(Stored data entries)

###

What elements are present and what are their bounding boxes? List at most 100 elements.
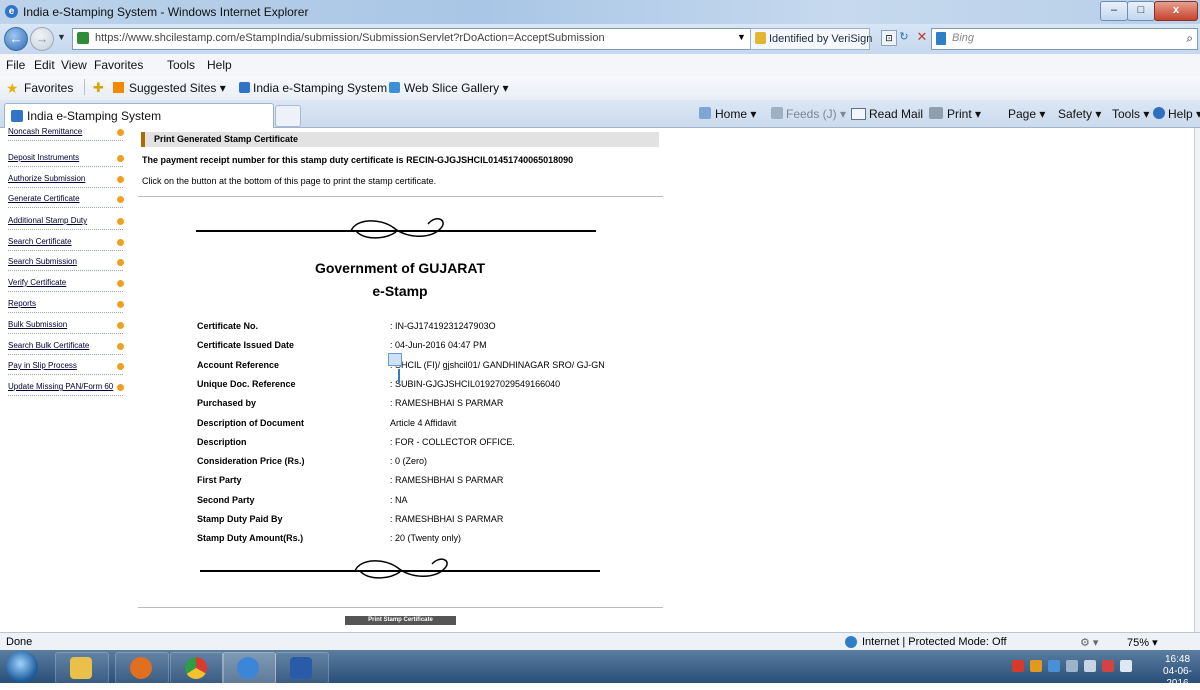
toolbar-separator bbox=[84, 79, 85, 95]
payment-receipt-line: The payment receipt number for this stam… bbox=[142, 155, 574, 165]
certificate-field-value: : 04-Jun-2016 04:47 PM bbox=[390, 340, 487, 350]
print-button[interactable]: Print ▾ bbox=[947, 107, 981, 121]
windows-taskbar: 16:48 04-06-2016 bbox=[0, 650, 1200, 689]
sidebar-item[interactable]: Noncash Remittance bbox=[8, 128, 82, 136]
sidebar-item[interactable]: Search Certificate bbox=[8, 237, 72, 246]
tray-network-icon[interactable] bbox=[1084, 660, 1096, 672]
address-url[interactable]: https://www.shcilestamp.com/eStampIndia/… bbox=[95, 32, 605, 44]
sidebar-item[interactable]: Generate Certificate bbox=[8, 194, 80, 203]
menu-view[interactable]: View bbox=[61, 58, 87, 72]
sidebar-divider bbox=[8, 207, 123, 208]
address-toolbar: ← → ▼ https://www.shcilestamp.com/eStamp… bbox=[0, 24, 1200, 54]
search-placeholder[interactable]: Bing bbox=[952, 32, 974, 44]
favorites-bar: ★ Favorites ✚ Suggested Sites ▾ India e-… bbox=[0, 76, 1200, 101]
certificate-field-value: : RAMESHBHAI S PARMAR bbox=[390, 475, 504, 485]
forward-button[interactable]: → bbox=[30, 27, 54, 51]
estamp-favicon-icon bbox=[239, 82, 250, 93]
sidebar-item[interactable]: Authorize Submission bbox=[8, 174, 85, 183]
close-button[interactable]: x bbox=[1154, 1, 1198, 21]
compatibility-view-icon[interactable]: ⊡ bbox=[881, 30, 897, 46]
back-button[interactable]: ← bbox=[4, 27, 28, 51]
certificate-field-label: Description bbox=[197, 437, 247, 447]
internet-explorer-icon: e bbox=[5, 5, 18, 18]
sidebar-item[interactable]: Search Submission bbox=[8, 257, 77, 266]
clock-date: 04-06-2016 bbox=[1163, 666, 1192, 689]
sidebar-divider bbox=[8, 229, 123, 230]
taskbar-word[interactable] bbox=[275, 652, 329, 684]
search-icon[interactable]: ⌕ bbox=[1186, 31, 1193, 46]
clock-time: 16:48 bbox=[1164, 654, 1191, 665]
stop-icon[interactable]: ✕ bbox=[914, 29, 930, 45]
menu-file[interactable]: File bbox=[6, 58, 25, 72]
tray-flag-icon[interactable] bbox=[1102, 660, 1114, 672]
web-slice-gallery-link[interactable]: Web Slice Gallery ▾ bbox=[404, 81, 509, 95]
new-tab-button[interactable] bbox=[275, 105, 301, 127]
addon-status-button[interactable]: ⚙ ▾ bbox=[1080, 636, 1098, 649]
certificate-field-label: Certificate No. bbox=[197, 321, 259, 331]
sidebar-item[interactable]: Reports bbox=[8, 299, 36, 308]
add-favorite-icon[interactable]: ✚ bbox=[93, 80, 104, 96]
status-bar: Done Internet | Protected Mode: Off ⚙ ▾ … bbox=[0, 632, 1200, 651]
ornament-top-icon bbox=[196, 218, 596, 239]
page-menu-button[interactable]: Page ▾ bbox=[1008, 107, 1045, 121]
menu-favorites[interactable]: Favorites bbox=[94, 58, 143, 72]
safety-menu-button[interactable]: Safety ▾ bbox=[1058, 107, 1101, 121]
refresh-icon[interactable]: ↻ bbox=[897, 30, 911, 44]
taskbar-explorer[interactable] bbox=[55, 652, 109, 684]
maximize-button[interactable]: □ bbox=[1127, 1, 1155, 21]
help-menu-button[interactable]: Help ▾ bbox=[1168, 107, 1200, 121]
system-clock[interactable]: 16:48 04-06-2016 bbox=[1155, 654, 1200, 690]
menu-help[interactable]: Help bbox=[207, 58, 232, 72]
firefox-icon bbox=[130, 657, 152, 679]
sidebar-arrow-icon bbox=[117, 218, 124, 225]
vertical-scrollbar[interactable] bbox=[1194, 128, 1200, 632]
tab-active[interactable]: India e-Stamping System bbox=[4, 103, 274, 128]
recent-pages-dropdown[interactable]: ▼ bbox=[57, 32, 66, 42]
tools-menu-button[interactable]: Tools ▾ bbox=[1112, 107, 1149, 121]
sidebar-arrow-icon bbox=[117, 301, 124, 308]
home-button[interactable]: Home ▾ bbox=[715, 107, 756, 121]
sidebar-item[interactable]: Additional Stamp Duty bbox=[8, 216, 87, 225]
taskbar-firefox[interactable] bbox=[115, 652, 169, 684]
sidebar-divider bbox=[8, 374, 123, 375]
certificate-field-value: : RAMESHBHAI S PARMAR bbox=[390, 398, 504, 408]
taskbar-internet-explorer[interactable] bbox=[222, 652, 276, 684]
menu-edit[interactable]: Edit bbox=[34, 58, 55, 72]
tray-device-icon[interactable] bbox=[1066, 660, 1078, 672]
zoom-level-button[interactable]: 75% ▾ bbox=[1127, 636, 1158, 649]
sidebar-item[interactable]: Pay in Slip Process bbox=[8, 361, 77, 370]
start-button[interactable] bbox=[6, 651, 38, 683]
address-bar[interactable]: https://www.shcilestamp.com/eStampIndia/… bbox=[72, 28, 849, 50]
divider-bottom bbox=[138, 607, 663, 608]
security-identity-badge[interactable]: Identified by VeriSign bbox=[750, 28, 872, 50]
sidebar-item[interactable]: Bulk Submission bbox=[8, 320, 67, 329]
help-icon bbox=[1153, 107, 1165, 119]
taskbar-chrome[interactable] bbox=[170, 652, 224, 684]
tray-app-icon[interactable] bbox=[1030, 660, 1042, 672]
sidebar-item[interactable]: Search Bulk Certificate bbox=[8, 341, 89, 350]
sidebar-divider bbox=[8, 333, 123, 334]
minimize-button[interactable]: – bbox=[1100, 1, 1128, 21]
print-stamp-certificate-button[interactable]: Print Stamp Certificate bbox=[345, 616, 456, 625]
address-dropdown-icon[interactable]: ▼ bbox=[737, 32, 746, 42]
suggested-sites-link[interactable]: Suggested Sites ▾ bbox=[129, 81, 226, 95]
sidebar-item[interactable]: Update Missing PAN/Form 60 bbox=[8, 382, 113, 391]
feeds-button[interactable]: Feeds (J) ▾ bbox=[786, 107, 846, 121]
estamp-favorite-link[interactable]: India e-Stamping System bbox=[253, 81, 387, 95]
tray-volume-icon[interactable] bbox=[1120, 660, 1132, 672]
search-box[interactable]: Bing ⌕ bbox=[931, 28, 1198, 50]
home-icon[interactable] bbox=[699, 107, 711, 119]
sidebar-arrow-icon bbox=[117, 363, 124, 370]
web-slice-icon bbox=[389, 82, 400, 93]
read-mail-button[interactable]: Read Mail bbox=[869, 107, 923, 121]
status-text: Done bbox=[6, 636, 33, 648]
bing-icon bbox=[936, 32, 946, 45]
favorites-button[interactable]: Favorites bbox=[24, 81, 73, 95]
favorites-star-icon[interactable]: ★ bbox=[6, 80, 19, 97]
menu-tools[interactable]: Tools bbox=[167, 58, 195, 72]
sidebar-item[interactable]: Deposit Instruments bbox=[8, 153, 79, 162]
tray-language-icon[interactable] bbox=[1048, 660, 1060, 672]
sidebar-item[interactable]: Verify Certificate bbox=[8, 278, 66, 287]
certificate-field-value: : 0 (Zero) bbox=[390, 456, 428, 466]
tray-antivirus-icon[interactable] bbox=[1012, 660, 1024, 672]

###

Instructions for the task: Only the text of the records above is to be reproduced, exactly as given; the pictures are dropped.

Result for this exercise:
What elements are present and what are their bounding boxes? List at most 100 elements.
toolbar-separator bbox=[84, 79, 85, 95]
payment-receipt-line: The payment receipt number for this stam… bbox=[142, 155, 574, 165]
certificate-field-value: : 04-Jun-2016 04:47 PM bbox=[390, 340, 487, 350]
print-button[interactable]: Print ▾ bbox=[947, 107, 981, 121]
windows-taskbar: 16:48 04-06-2016 bbox=[0, 650, 1200, 689]
sidebar-item[interactable]: Noncash Remittance bbox=[8, 128, 82, 136]
sidebar-item[interactable]: Search Certificate bbox=[8, 237, 72, 246]
tray-network-icon[interactable] bbox=[1084, 660, 1096, 672]
address-url[interactable]: https://www.shcilestamp.com/eStampIndia/… bbox=[95, 32, 605, 44]
sidebar-item[interactable]: Generate Certificate bbox=[8, 194, 80, 203]
menu-view[interactable]: View bbox=[61, 58, 87, 72]
sidebar-divider bbox=[8, 207, 123, 208]
address-toolbar: ← → ▼ https://www.shcilestamp.com/eStamp… bbox=[0, 24, 1200, 54]
search-placeholder[interactable]: Bing bbox=[952, 32, 974, 44]
favorites-bar: ★ Favorites ✚ Suggested Sites ▾ India e-… bbox=[0, 76, 1200, 101]
certificate-field-value: : RAMESHBHAI S PARMAR bbox=[390, 475, 504, 485]
forward-button[interactable]: → bbox=[30, 27, 54, 51]
estamp-favicon-icon bbox=[239, 82, 250, 93]
sidebar-item[interactable]: Authorize Submission bbox=[8, 174, 85, 183]
close-button[interactable]: x bbox=[1154, 1, 1198, 21]
compatibility-view-icon[interactable]: ⊡ bbox=[881, 30, 897, 46]
back-button[interactable]: ← bbox=[4, 27, 28, 51]
certificate-field-label: Description bbox=[197, 437, 247, 447]
internet-explorer-icon: e bbox=[5, 5, 18, 18]
sidebar-item[interactable]: Search Submission bbox=[8, 257, 77, 266]
clock-date: 04-06-2016 bbox=[1163, 666, 1192, 689]
sidebar-divider bbox=[8, 229, 123, 230]
taskbar-word[interactable] bbox=[275, 652, 329, 684]
search-icon[interactable]: ⌕ bbox=[1186, 31, 1193, 46]
clock-time: 16:48 bbox=[1164, 654, 1191, 665]
stop-icon[interactable]: ✕ bbox=[914, 29, 930, 45]
menu-file[interactable]: File bbox=[6, 58, 25, 72]
tray-flag-icon[interactable] bbox=[1102, 660, 1114, 672]
web-slice-gallery-link[interactable]: Web Slice Gallery ▾ bbox=[404, 81, 509, 95]
new-tab-button[interactable] bbox=[275, 105, 301, 127]
addon-status-button[interactable]: ⚙ ▾ bbox=[1080, 636, 1098, 649]
certificate-field-label: Certificate No. bbox=[197, 321, 259, 331]
sidebar-item[interactable]: Reports bbox=[8, 299, 36, 308]
add-favorite-icon[interactable]: ✚ bbox=[93, 80, 104, 96]
status-bar: Done Internet | Protected Mode: Off ⚙ ▾ … bbox=[0, 632, 1200, 651]
ornament-top-icon bbox=[196, 218, 596, 239]
page-menu-button[interactable]: Page ▾ bbox=[1008, 107, 1045, 121]
menu-favorites[interactable]: Favorites bbox=[94, 58, 143, 72]
safety-menu-button[interactable]: Safety ▾ bbox=[1058, 107, 1101, 121]
refresh-icon[interactable]: ↻ bbox=[897, 30, 911, 44]
taskbar-explorer[interactable] bbox=[55, 652, 109, 684]
maximize-button[interactable]: □ bbox=[1127, 1, 1155, 21]
help-menu-button[interactable]: Help ▾ bbox=[1168, 107, 1200, 121]
system-clock[interactable]: 16:48 04-06-2016 bbox=[1155, 654, 1200, 690]
menu-help[interactable]: Help bbox=[207, 58, 232, 72]
firefox-icon bbox=[130, 657, 152, 679]
sidebar-arrow-icon bbox=[117, 218, 124, 225]
vertical-scrollbar[interactable] bbox=[1194, 128, 1200, 632]
tab-active[interactable]: India e-Stamping System bbox=[4, 103, 274, 128]
recent-pages-dropdown[interactable]: ▼ bbox=[57, 32, 66, 42]
tools-menu-button[interactable]: Tools ▾ bbox=[1112, 107, 1149, 121]
sidebar-arrow-icon bbox=[117, 301, 124, 308]
home-button[interactable]: Home ▾ bbox=[715, 107, 756, 121]
sidebar-item[interactable]: Additional Stamp Duty bbox=[8, 216, 87, 225]
taskbar-firefox[interactable] bbox=[115, 652, 169, 684]
sidebar-divider bbox=[8, 374, 123, 375]
certificate-field-value: : RAMESHBHAI S PARMAR bbox=[390, 398, 504, 408]
taskbar-internet-explorer[interactable] bbox=[222, 652, 276, 684]
menu-edit[interactable]: Edit bbox=[34, 58, 55, 72]
tray-device-icon[interactable] bbox=[1066, 660, 1078, 672]
zoom-level-button[interactable]: 75% ▾ bbox=[1127, 636, 1158, 649]
sidebar-item[interactable]: Pay in Slip Process bbox=[8, 361, 77, 370]
start-button[interactable] bbox=[6, 651, 38, 683]
address-bar[interactable]: https://www.shcilestamp.com/eStampIndia/… bbox=[72, 28, 849, 50]
divider-bottom bbox=[138, 607, 663, 608]
security-identity-badge[interactable]: Identified by VeriSign bbox=[750, 28, 872, 50]
sidebar-item[interactable]: Bulk Submission bbox=[8, 320, 67, 329]
help-icon bbox=[1153, 107, 1165, 119]
taskbar-chrome[interactable] bbox=[170, 652, 224, 684]
tray-app-icon[interactable] bbox=[1030, 660, 1042, 672]
sidebar-item[interactable]: Search Bulk Certificate bbox=[8, 341, 89, 350]
sidebar-divider bbox=[8, 333, 123, 334]
minimize-button[interactable]: – bbox=[1100, 1, 1128, 21]
print-stamp-certificate-button[interactable]: Print Stamp Certificate bbox=[345, 616, 456, 625]
address-dropdown-icon[interactable]: ▼ bbox=[737, 32, 746, 42]
suggested-sites-link[interactable]: Suggested Sites ▾ bbox=[129, 81, 226, 95]
sidebar-item[interactable]: Update Missing PAN/Form 60 bbox=[8, 382, 113, 391]
feeds-button[interactable]: Feeds (J) ▾ bbox=[786, 107, 846, 121]
estamp-favorite-link[interactable]: India e-Stamping System bbox=[253, 81, 387, 95]
tray-volume-icon[interactable] bbox=[1120, 660, 1132, 672]
search-box[interactable]: Bing ⌕ bbox=[931, 28, 1198, 50]
home-icon[interactable] bbox=[699, 107, 711, 119]
sidebar-arrow-icon bbox=[117, 363, 124, 370]
web-slice-icon bbox=[389, 82, 400, 93]
read-mail-button[interactable]: Read Mail bbox=[869, 107, 923, 121]
status-text: Done bbox=[6, 636, 33, 648]
bing-icon bbox=[936, 32, 946, 45]
favorites-button[interactable]: Favorites bbox=[24, 81, 73, 95]
favorites-star-icon[interactable]: ★ bbox=[6, 80, 19, 97]
menu-tools[interactable]: Tools bbox=[167, 58, 195, 72]
sidebar-item[interactable]: Deposit Instruments bbox=[8, 153, 79, 162]
tray-language-icon[interactable] bbox=[1048, 660, 1060, 672]
sidebar-item[interactable]: Verify Certificate bbox=[8, 278, 66, 287]
certificate-field-value: : 0 (Zero) bbox=[390, 456, 428, 466]
tray-antivirus-icon[interactable] bbox=[1012, 660, 1024, 672]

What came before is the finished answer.